SOURCE MATERIAL —
=====

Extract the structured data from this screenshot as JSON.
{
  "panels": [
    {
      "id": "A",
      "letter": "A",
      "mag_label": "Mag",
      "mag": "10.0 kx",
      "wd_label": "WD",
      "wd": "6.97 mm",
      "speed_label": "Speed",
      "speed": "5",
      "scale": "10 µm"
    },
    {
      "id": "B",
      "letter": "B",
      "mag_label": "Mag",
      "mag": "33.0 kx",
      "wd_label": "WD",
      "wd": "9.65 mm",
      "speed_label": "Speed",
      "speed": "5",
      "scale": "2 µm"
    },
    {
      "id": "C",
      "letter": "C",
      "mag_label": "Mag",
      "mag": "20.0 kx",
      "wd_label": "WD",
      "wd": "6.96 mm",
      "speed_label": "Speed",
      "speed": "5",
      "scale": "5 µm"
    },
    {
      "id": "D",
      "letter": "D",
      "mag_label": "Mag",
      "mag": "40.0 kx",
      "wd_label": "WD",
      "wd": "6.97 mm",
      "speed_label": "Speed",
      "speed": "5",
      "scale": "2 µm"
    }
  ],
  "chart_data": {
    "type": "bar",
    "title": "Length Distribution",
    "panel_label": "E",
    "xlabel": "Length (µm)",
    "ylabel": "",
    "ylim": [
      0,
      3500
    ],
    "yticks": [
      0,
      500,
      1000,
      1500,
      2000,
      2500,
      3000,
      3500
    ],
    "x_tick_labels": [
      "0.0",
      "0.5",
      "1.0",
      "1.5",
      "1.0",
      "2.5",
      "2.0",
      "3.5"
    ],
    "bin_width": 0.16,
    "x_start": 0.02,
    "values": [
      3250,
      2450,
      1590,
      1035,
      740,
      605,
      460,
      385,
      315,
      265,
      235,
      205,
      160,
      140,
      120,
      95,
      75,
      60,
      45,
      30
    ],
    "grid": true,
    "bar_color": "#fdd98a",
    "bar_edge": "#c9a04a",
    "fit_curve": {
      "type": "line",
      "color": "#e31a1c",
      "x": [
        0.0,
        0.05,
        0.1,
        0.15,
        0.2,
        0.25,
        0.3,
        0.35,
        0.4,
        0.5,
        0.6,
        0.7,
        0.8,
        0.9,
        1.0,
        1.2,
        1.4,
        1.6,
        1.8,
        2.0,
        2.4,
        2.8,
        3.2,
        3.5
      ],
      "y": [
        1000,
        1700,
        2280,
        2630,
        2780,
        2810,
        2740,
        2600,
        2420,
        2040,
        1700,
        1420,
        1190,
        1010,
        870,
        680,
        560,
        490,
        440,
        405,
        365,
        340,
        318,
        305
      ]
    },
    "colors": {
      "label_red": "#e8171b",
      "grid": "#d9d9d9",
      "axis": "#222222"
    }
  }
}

=====

WHAT YOU SHOULD DO — Copy every record above exactly as it appears.

EXERCISE SOLUTION —
Extract the structured data from this screenshot as JSON.
{
  "panels": [
    {
      "id": "A",
      "letter": "A",
      "mag_label": "Mag",
      "mag": "10.0 kx",
      "wd_label": "WD",
      "wd": "6.97 mm",
      "speed_label": "Speed",
      "speed": "5",
      "scale": "10 µm"
    },
    {
      "id": "B",
      "letter": "B",
      "mag_label": "Mag",
      "mag": "33.0 kx",
      "wd_label": "WD",
      "wd": "9.65 mm",
      "speed_label": "Speed",
      "speed": "5",
      "scale": "2 µm"
    },
    {
      "id": "C",
      "letter": "C",
      "mag_label": "Mag",
      "mag": "20.0 kx",
      "wd_label": "WD",
      "wd": "6.96 mm",
      "speed_label": "Speed",
      "speed": "5",
      "scale": "5 µm"
    },
    {
      "id": "D",
      "letter": "D",
      "mag_label": "Mag",
      "mag": "40.0 kx",
      "wd_label": "WD",
      "wd": "6.97 mm",
      "speed_label": "Speed",
      "speed": "5",
      "scale": "2 µm"
    }
  ],
  "chart_data": {
    "type": "bar",
    "title": "Length Distribution",
    "panel_label": "E",
    "xlabel": "Length (µm)",
    "ylabel": "",
    "ylim": [
      0,
      3500
    ],
    "yticks": [
      0,
      500,
      1000,
      1500,
      2000,
      2500,
      3000,
      3500
    ],
    "x_tick_labels": [
      "0.0",
      "0.5",
      "1.0",
      "1.5",
      "1.0",
      "2.5",
      "2.0",
      "3.5"
    ],
    "bin_width": 0.16,
    "x_start": 0.02,
    "values": [
      3250,
      2450,
      1590,
      1035,
      740,
      605,
      460,
      385,
      315,
      265,
      235,
      205,
      160,
      140,
      120,
      95,
      75,
      60,
      45,
      30
    ],
    "grid": true,
    "bar_color": "#fdd98a",
    "bar_edge": "#c9a04a",
    "fit_curve": {
      "type": "line",
      "color": "#e31a1c",
      "x": [
        0.0,
        0.05,
        0.1,
        0.15,
        0.2,
        0.25,
        0.3,
        0.35,
        0.4,
        0.5,
        0.6,
        0.7,
        0.8,
        0.9,
        1.0,
        1.2,
        1.4,
        1.6,
        1.8,
        2.0,
        2.4,
        2.8,
        3.2,
        3.5
      ],
      "y": [
        1000,
        1700,
        2280,
        2630,
        2780,
        2810,
        2740,
        2600,
        2420,
        2040,
        1700,
        1420,
        1190,
        1010,
        870,
        680,
        560,
        490,
        440,
        405,
        365,
        340,
        318,
        305
      ]
    },
    "colors": {
      "label_red": "#e8171b",
      "grid": "#d9d9d9",
      "axis": "#222222"
    }
  }
}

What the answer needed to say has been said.